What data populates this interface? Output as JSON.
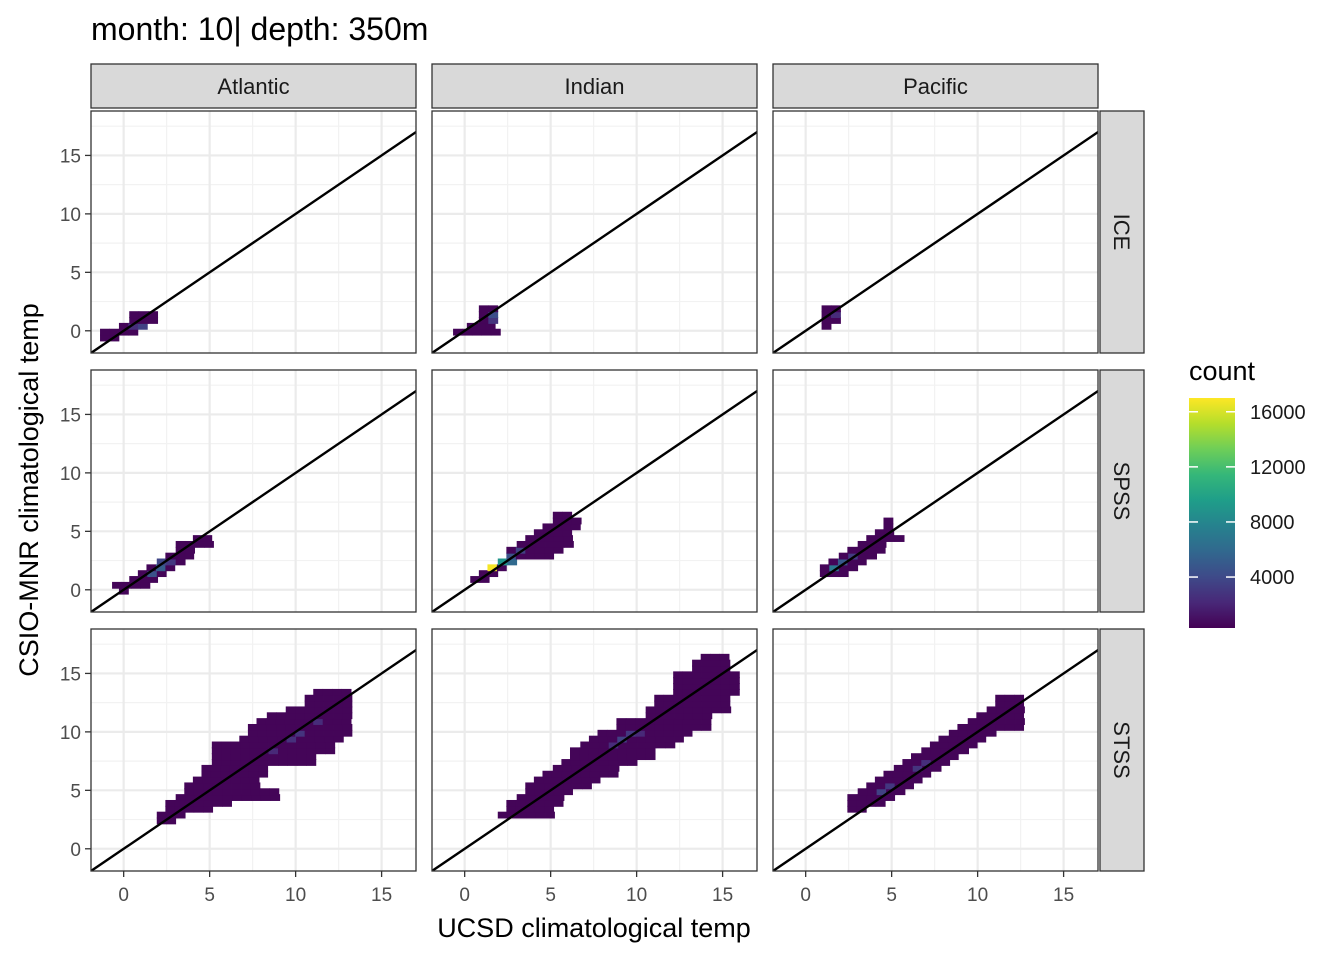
{
  "chart_data": {
    "type": "heatmap",
    "title": "month: 10| depth: 350m",
    "xlabel": "UCSD climatological temp",
    "ylabel": "CSIO-MNR climatological temp",
    "xlim": [
      -1.9,
      17
    ],
    "ylim": [
      -1.9,
      18.8
    ],
    "x_ticks": [
      0,
      5,
      10,
      15
    ],
    "y_ticks": [
      0,
      5,
      10,
      15
    ],
    "bin_width": 0.55,
    "grid": true,
    "reference_line": "y = x",
    "facet_columns": [
      "Atlantic",
      "Indian",
      "Pacific"
    ],
    "facet_rows": [
      "ICE",
      "SPSS",
      "STSS"
    ],
    "legend": {
      "title": "count",
      "position": "right",
      "min": 300,
      "max": 17000,
      "ticks": [
        4000,
        8000,
        12000,
        16000
      ],
      "palette": [
        "#440154",
        "#482878",
        "#3e4a89",
        "#31688e",
        "#26828e",
        "#1f9e89",
        "#35b779",
        "#6ece58",
        "#b5de2b",
        "#fde725"
      ]
    },
    "panels": [
      {
        "col": "Atlantic",
        "row": "ICE",
        "bands": [
          {
            "xs": -1.1,
            "xe": -0.1,
            "y": -0.6
          },
          {
            "xs": -1.1,
            "xe": 1.1,
            "y": -0.1
          },
          {
            "xs": 0.0,
            "xe": 1.6,
            "y": 0.4
          },
          {
            "xs": 0.6,
            "xe": 2.2,
            "y": 0.9
          },
          {
            "xs": 0.6,
            "xe": 2.2,
            "y": 1.4
          }
        ],
        "hot": [
          {
            "x": 0.6,
            "y": 0.4,
            "v": 2500
          },
          {
            "x": 1.1,
            "y": 0.4,
            "v": 3500
          }
        ]
      },
      {
        "col": "Indian",
        "row": "ICE",
        "bands": [
          {
            "xs": -0.4,
            "xe": 2.2,
            "y": -0.1
          },
          {
            "xs": 0.4,
            "xe": 2.2,
            "y": 0.4
          },
          {
            "xs": 1.1,
            "xe": 2.2,
            "y": 0.9
          },
          {
            "xs": 1.1,
            "xe": 2.2,
            "y": 1.4
          },
          {
            "xs": 1.1,
            "xe": 2.2,
            "y": 1.9
          }
        ],
        "hot": [
          {
            "x": 1.6,
            "y": 0.9,
            "v": 2800
          },
          {
            "x": 1.6,
            "y": 1.4,
            "v": 4200
          }
        ]
      },
      {
        "col": "Pacific",
        "row": "ICE",
        "bands": [
          {
            "xs": 1.2,
            "xe": 1.6,
            "y": 0.4
          },
          {
            "xs": 1.2,
            "xe": 2.2,
            "y": 0.9
          },
          {
            "xs": 1.2,
            "xe": 2.2,
            "y": 1.4
          },
          {
            "xs": 1.2,
            "xe": 2.2,
            "y": 1.9
          }
        ],
        "hot": [
          {
            "x": 1.6,
            "y": 1.4,
            "v": 2400
          }
        ]
      },
      {
        "col": "Atlantic",
        "row": "SPSS",
        "bands": [
          {
            "xs": 0.0,
            "xe": 0.6,
            "y": -0.1
          },
          {
            "xs": -0.4,
            "xe": 1.6,
            "y": 0.4
          },
          {
            "xs": 0.6,
            "xe": 2.2,
            "y": 0.9
          },
          {
            "xs": 1.1,
            "xe": 2.7,
            "y": 1.4
          },
          {
            "xs": 1.6,
            "xe": 3.3,
            "y": 1.9
          },
          {
            "xs": 2.2,
            "xe": 3.8,
            "y": 2.4
          },
          {
            "xs": 2.7,
            "xe": 4.3,
            "y": 2.9
          },
          {
            "xs": 3.3,
            "xe": 4.3,
            "y": 3.4
          },
          {
            "xs": 3.3,
            "xe": 5.4,
            "y": 3.9
          },
          {
            "xs": 4.3,
            "xe": 5.4,
            "y": 4.4
          }
        ],
        "hot": [
          {
            "x": 1.6,
            "y": 1.4,
            "v": 4500
          },
          {
            "x": 2.2,
            "y": 1.9,
            "v": 5200
          },
          {
            "x": 2.2,
            "y": 2.4,
            "v": 3800
          },
          {
            "x": 2.7,
            "y": 2.4,
            "v": 3000
          }
        ]
      },
      {
        "col": "Indian",
        "row": "SPSS",
        "bands": [
          {
            "xs": 0.6,
            "xe": 1.6,
            "y": 0.9
          },
          {
            "xs": 1.1,
            "xe": 2.2,
            "y": 1.4
          },
          {
            "xs": 1.6,
            "xe": 2.7,
            "y": 1.9
          },
          {
            "xs": 2.2,
            "xe": 3.3,
            "y": 2.4
          },
          {
            "xs": 2.7,
            "xe": 5.4,
            "y": 2.9
          },
          {
            "xs": 2.7,
            "xe": 5.9,
            "y": 3.4
          },
          {
            "xs": 3.3,
            "xe": 6.4,
            "y": 3.9
          },
          {
            "xs": 3.8,
            "xe": 6.4,
            "y": 4.4
          },
          {
            "xs": 4.3,
            "xe": 6.4,
            "y": 4.9
          },
          {
            "xs": 4.8,
            "xe": 7.0,
            "y": 5.4
          },
          {
            "xs": 5.4,
            "xe": 7.0,
            "y": 5.9
          },
          {
            "xs": 5.4,
            "xe": 6.4,
            "y": 6.4
          }
        ],
        "hot": [
          {
            "x": 1.6,
            "y": 1.9,
            "v": 16800
          },
          {
            "x": 2.2,
            "y": 2.4,
            "v": 9000
          },
          {
            "x": 2.7,
            "y": 2.4,
            "v": 6000
          },
          {
            "x": 2.7,
            "y": 2.9,
            "v": 4500
          },
          {
            "x": 3.3,
            "y": 3.4,
            "v": 3500
          }
        ]
      },
      {
        "col": "Pacific",
        "row": "SPSS",
        "bands": [
          {
            "xs": 1.1,
            "xe": 2.7,
            "y": 1.4
          },
          {
            "xs": 1.1,
            "xe": 3.3,
            "y": 1.9
          },
          {
            "xs": 1.6,
            "xe": 3.8,
            "y": 2.4
          },
          {
            "xs": 2.2,
            "xe": 4.3,
            "y": 2.9
          },
          {
            "xs": 2.7,
            "xe": 4.8,
            "y": 3.4
          },
          {
            "xs": 3.3,
            "xe": 4.8,
            "y": 3.9
          },
          {
            "xs": 3.8,
            "xe": 5.9,
            "y": 4.4
          },
          {
            "xs": 4.3,
            "xe": 5.4,
            "y": 4.9
          },
          {
            "xs": 4.8,
            "xe": 5.4,
            "y": 5.4
          },
          {
            "xs": 4.8,
            "xe": 5.4,
            "y": 5.9
          }
        ],
        "hot": [
          {
            "x": 1.6,
            "y": 1.9,
            "v": 7000
          },
          {
            "x": 2.2,
            "y": 2.4,
            "v": 5000
          },
          {
            "x": 2.7,
            "y": 2.9,
            "v": 3200
          }
        ]
      },
      {
        "col": "Atlantic",
        "row": "STSS",
        "bands": [
          {
            "xs": 2.2,
            "xe": 3.3,
            "y": 2.4
          },
          {
            "xs": 2.2,
            "xe": 3.8,
            "y": 2.9
          },
          {
            "xs": 2.7,
            "xe": 5.4,
            "y": 3.4
          },
          {
            "xs": 2.7,
            "xe": 6.4,
            "y": 3.9
          },
          {
            "xs": 3.3,
            "xe": 9.1,
            "y": 4.4
          },
          {
            "xs": 3.8,
            "xe": 9.1,
            "y": 4.9
          },
          {
            "xs": 3.8,
            "xe": 8.0,
            "y": 5.4
          },
          {
            "xs": 4.3,
            "xe": 8.0,
            "y": 5.9
          },
          {
            "xs": 4.8,
            "xe": 8.6,
            "y": 6.4
          },
          {
            "xs": 4.8,
            "xe": 8.6,
            "y": 6.9
          },
          {
            "xs": 5.4,
            "xe": 11.3,
            "y": 7.4
          },
          {
            "xs": 5.4,
            "xe": 11.3,
            "y": 7.9
          },
          {
            "xs": 5.4,
            "xe": 12.4,
            "y": 8.4
          },
          {
            "xs": 5.4,
            "xe": 12.4,
            "y": 8.9
          },
          {
            "xs": 7.0,
            "xe": 12.9,
            "y": 9.4
          },
          {
            "xs": 7.5,
            "xe": 13.5,
            "y": 9.9
          },
          {
            "xs": 7.5,
            "xe": 13.5,
            "y": 10.4
          },
          {
            "xs": 8.0,
            "xe": 13.5,
            "y": 10.9
          },
          {
            "xs": 8.6,
            "xe": 13.5,
            "y": 11.4
          },
          {
            "xs": 9.7,
            "xe": 13.5,
            "y": 11.9
          },
          {
            "xs": 10.8,
            "xe": 13.5,
            "y": 12.4
          },
          {
            "xs": 10.8,
            "xe": 13.5,
            "y": 12.9
          },
          {
            "xs": 11.3,
            "xe": 13.5,
            "y": 13.4
          }
        ],
        "hot": [
          {
            "x": 9.7,
            "y": 9.4,
            "v": 2600
          },
          {
            "x": 10.2,
            "y": 9.9,
            "v": 2800
          },
          {
            "x": 8.6,
            "y": 8.4,
            "v": 2200
          },
          {
            "x": 11.3,
            "y": 10.9,
            "v": 2400
          }
        ]
      },
      {
        "col": "Indian",
        "row": "STSS",
        "bands": [
          {
            "xs": 2.2,
            "xe": 5.4,
            "y": 2.9
          },
          {
            "xs": 2.7,
            "xe": 5.4,
            "y": 3.4
          },
          {
            "xs": 2.7,
            "xe": 5.9,
            "y": 3.9
          },
          {
            "xs": 3.3,
            "xe": 5.9,
            "y": 4.4
          },
          {
            "xs": 3.8,
            "xe": 6.4,
            "y": 4.9
          },
          {
            "xs": 3.8,
            "xe": 7.5,
            "y": 5.4
          },
          {
            "xs": 4.3,
            "xe": 8.0,
            "y": 5.9
          },
          {
            "xs": 4.8,
            "xe": 9.1,
            "y": 6.4
          },
          {
            "xs": 5.4,
            "xe": 9.1,
            "y": 6.9
          },
          {
            "xs": 5.9,
            "xe": 10.2,
            "y": 7.4
          },
          {
            "xs": 6.4,
            "xe": 11.3,
            "y": 7.9
          },
          {
            "xs": 6.4,
            "xe": 11.3,
            "y": 8.4
          },
          {
            "xs": 7.0,
            "xe": 12.4,
            "y": 8.9
          },
          {
            "xs": 7.5,
            "xe": 12.9,
            "y": 9.4
          },
          {
            "xs": 8.0,
            "xe": 13.5,
            "y": 9.9
          },
          {
            "xs": 9.1,
            "xe": 14.5,
            "y": 10.4
          },
          {
            "xs": 9.1,
            "xe": 14.5,
            "y": 10.9
          },
          {
            "xs": 10.8,
            "xe": 14.5,
            "y": 11.4
          },
          {
            "xs": 10.8,
            "xe": 15.6,
            "y": 11.9
          },
          {
            "xs": 11.3,
            "xe": 15.6,
            "y": 12.4
          },
          {
            "xs": 11.3,
            "xe": 15.6,
            "y": 12.9
          },
          {
            "xs": 12.4,
            "xe": 16.1,
            "y": 13.4
          },
          {
            "xs": 12.4,
            "xe": 16.1,
            "y": 13.9
          },
          {
            "xs": 12.4,
            "xe": 16.1,
            "y": 14.4
          },
          {
            "xs": 12.4,
            "xe": 16.1,
            "y": 14.9
          },
          {
            "xs": 13.5,
            "xe": 15.6,
            "y": 15.4
          },
          {
            "xs": 13.5,
            "xe": 15.6,
            "y": 15.9
          },
          {
            "xs": 14.0,
            "xe": 15.6,
            "y": 16.4
          }
        ],
        "hot": [
          {
            "x": 9.1,
            "y": 9.4,
            "v": 3500
          },
          {
            "x": 9.7,
            "y": 9.9,
            "v": 3000
          },
          {
            "x": 10.2,
            "y": 9.9,
            "v": 2200
          },
          {
            "x": 8.6,
            "y": 8.9,
            "v": 2400
          }
        ]
      },
      {
        "col": "Pacific",
        "row": "STSS",
        "bands": [
          {
            "xs": 2.7,
            "xe": 3.8,
            "y": 3.4
          },
          {
            "xs": 2.7,
            "xe": 4.8,
            "y": 3.9
          },
          {
            "xs": 2.7,
            "xe": 5.4,
            "y": 4.4
          },
          {
            "xs": 3.3,
            "xe": 5.9,
            "y": 4.9
          },
          {
            "xs": 3.8,
            "xe": 6.4,
            "y": 5.4
          },
          {
            "xs": 4.3,
            "xe": 7.0,
            "y": 5.9
          },
          {
            "xs": 4.8,
            "xe": 7.5,
            "y": 6.4
          },
          {
            "xs": 5.4,
            "xe": 8.0,
            "y": 6.9
          },
          {
            "xs": 5.9,
            "xe": 8.6,
            "y": 7.4
          },
          {
            "xs": 6.4,
            "xe": 9.1,
            "y": 7.9
          },
          {
            "xs": 7.0,
            "xe": 9.7,
            "y": 8.4
          },
          {
            "xs": 7.5,
            "xe": 10.2,
            "y": 8.9
          },
          {
            "xs": 8.0,
            "xe": 10.8,
            "y": 9.4
          },
          {
            "xs": 8.6,
            "xe": 11.3,
            "y": 9.9
          },
          {
            "xs": 9.1,
            "xe": 12.9,
            "y": 10.4
          },
          {
            "xs": 9.7,
            "xe": 12.9,
            "y": 10.9
          },
          {
            "xs": 10.2,
            "xe": 12.9,
            "y": 11.4
          },
          {
            "xs": 10.8,
            "xe": 12.9,
            "y": 11.9
          },
          {
            "xs": 11.3,
            "xe": 12.9,
            "y": 12.4
          },
          {
            "xs": 11.3,
            "xe": 12.9,
            "y": 12.9
          }
        ],
        "hot": [
          {
            "x": 4.3,
            "y": 4.9,
            "v": 3500
          },
          {
            "x": 4.8,
            "y": 5.4,
            "v": 3000
          },
          {
            "x": 6.4,
            "y": 6.9,
            "v": 2800
          },
          {
            "x": 7.0,
            "y": 7.4,
            "v": 2500
          }
        ]
      }
    ]
  }
}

◆ **Task directions**
Go through the preceding material and copy each line that has the word "title".

◆ **The response**
    "title": "month: 10| depth: 350m",
      "title": "count",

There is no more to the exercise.